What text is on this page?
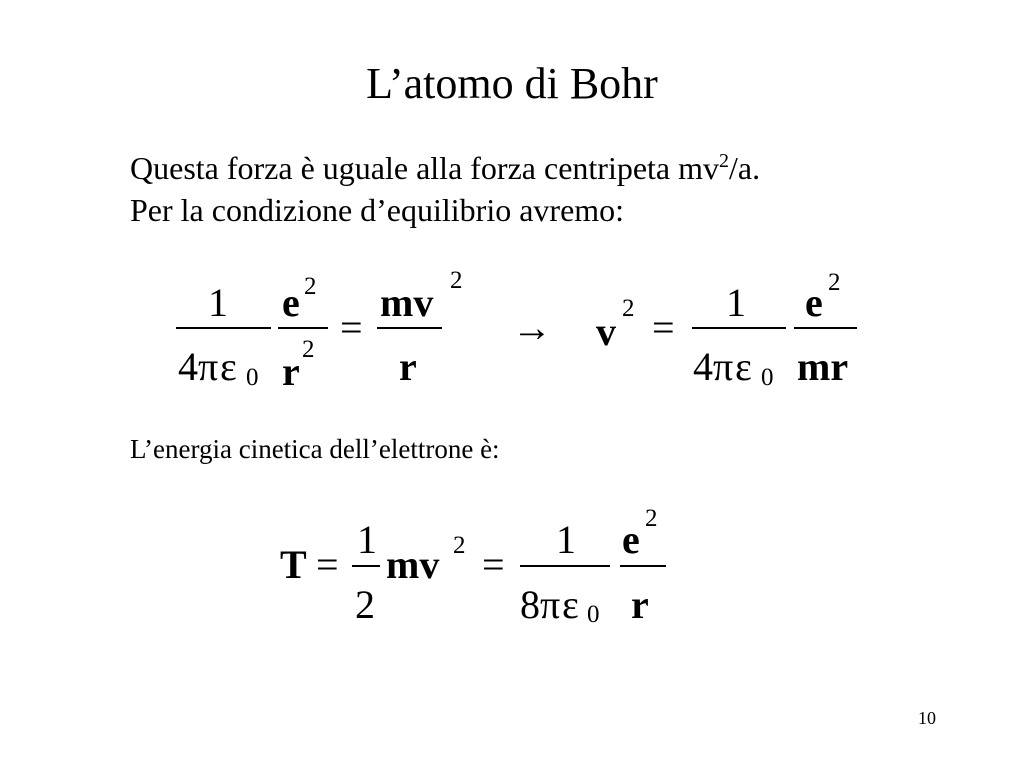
L’atomo di Bohr
Questa forza è uguale alla forza centripeta $mv^2/a$.
Per la condizione d’equilibrio avremo:
1
4 π ε 0
e 2
r 2 =
mv 2
r
→ v
2 =
1
4 π ε 0
e 2
mr
L’energia cinetica dell’elettrone è:
T =
1
2
mv 2 =
1
8 π ε 0
e 2
r
10
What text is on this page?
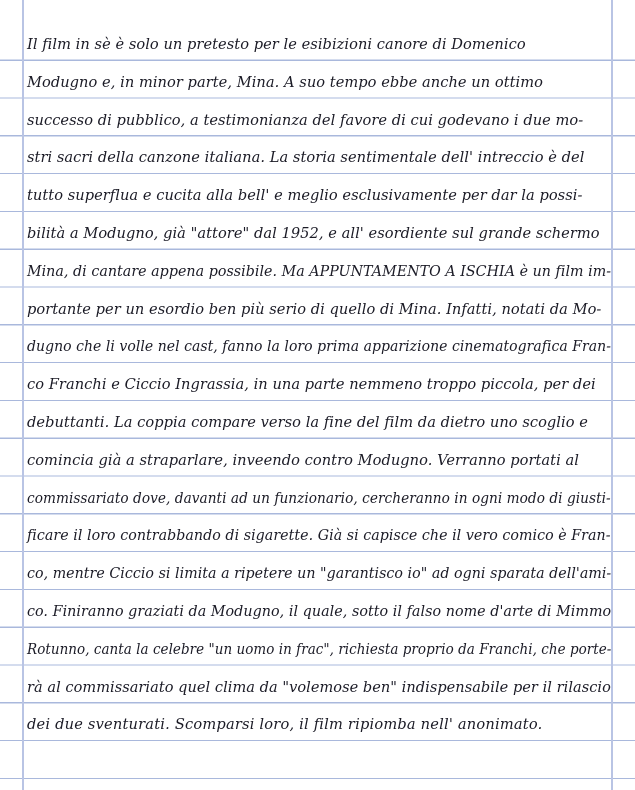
Il film in sè è solo un pretesto per le esibizioni canore di Domenico
Modugno e, in minor parte, Mina. A suo tempo ebbe anche un ottimo
successo di pubblico, a testimonianza del favore di cui godevano i due mo-
stri sacri della canzone italiana. La storia sentimentale dell' intreccio è del
tutto superflua e cucita alla bell' e meglio esclusivamente per dar la possi-
bilità a Modugno, già "attore" dal 1952, e all' esordiente sul grande schermo
Mina, di cantare appena possibile. Ma APPUNTAMENTO A ISCHIA è un film im-
portante per un esordio ben più serio di quello di Mina. Infatti, notati da Mo-
dugno che li volle nel cast, fanno la loro prima apparizione cinematografica Fran-
co Franchi e Ciccio Ingrassia, in una parte nemmeno troppo piccola, per dei
debuttanti. La coppia compare verso la fine del film da dietro uno scoglio e
comincia già a straparlare, inveendo contro Modugno. Verranno portati al
commissariato dove, davanti ad un funzionario, cercheranno in ogni modo di giusti-
ficare il loro contrabbando di sigarette. Già si capisce che il vero comico è Fran-
co, mentre Ciccio si limita a ripetere un "garantisco io" ad ogni sparata dell'ami-
co. Finiranno graziati da Modugno, il quale, sotto il falso nome d'arte di Mimmo
Rotunno, canta la celebre "un uomo in frac", richiesta proprio da Franchi, che porte-
rà al commissariato quel clima da "volemose ben" indispensabile per il rilascio
dei due sventurati. Scomparsi loro, il film ripiomba nell' anonimato.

§ Problem description:
Print out the whole of the material word for word, without pictures.

§ Right answer:
What text is on this page?
L’atomo di Bohr
Questa forza è uguale alla forza centripeta $mv^2/a$.
Per la condizione d’equilibrio avremo:
1
4 π ε 0
e 2
r 2 =
mv 2
r
→ v
2 =
1
4 π ε 0
e 2
mr
L’energia cinetica dell’elettrone è:
T =
1
2
mv 2 =
1
8 π ε 0
e 2
r
10
What text is on this page?
Il film in sè è solo un pretesto per le esibizioni canore di Domenico
Modugno e, in minor parte, Mina. A suo tempo ebbe anche un ottimo
successo di pubblico, a testimonianza del favore di cui godevano i due mo-
stri sacri della canzone italiana. La storia sentimentale dell' intreccio è del
tutto superflua e cucita alla bell' e meglio esclusivamente per dar la possi-
bilità a Modugno, già "attore" dal 1952, e all' esordiente sul grande schermo
Mina, di cantare appena possibile. Ma APPUNTAMENTO A ISCHIA è un film im-
portante per un esordio ben più serio di quello di Mina. Infatti, notati da Mo-
dugno che li volle nel cast, fanno la loro prima apparizione cinematografica Fran-
co Franchi e Ciccio Ingrassia, in una parte nemmeno troppo piccola, per dei
debuttanti. La coppia compare verso la fine del film da dietro uno scoglio e
comincia già a straparlare, inveendo contro Modugno. Verranno portati al
commissariato dove, davanti ad un funzionario, cercheranno in ogni modo di giusti-
ficare il loro contrabbando di sigarette. Già si capisce che il vero comico è Fran-
co, mentre Ciccio si limita a ripetere un "garantisco io" ad ogni sparata dell'ami-
co. Finiranno graziati da Modugno, il quale, sotto il falso nome d'arte di Mimmo
Rotunno, canta la celebre "un uomo in frac", richiesta proprio da Franchi, che porte-
rà al commissariato quel clima da "volemose ben" indispensabile per il rilascio
dei due sventurati. Scomparsi loro, il film ripiomba nell' anonimato.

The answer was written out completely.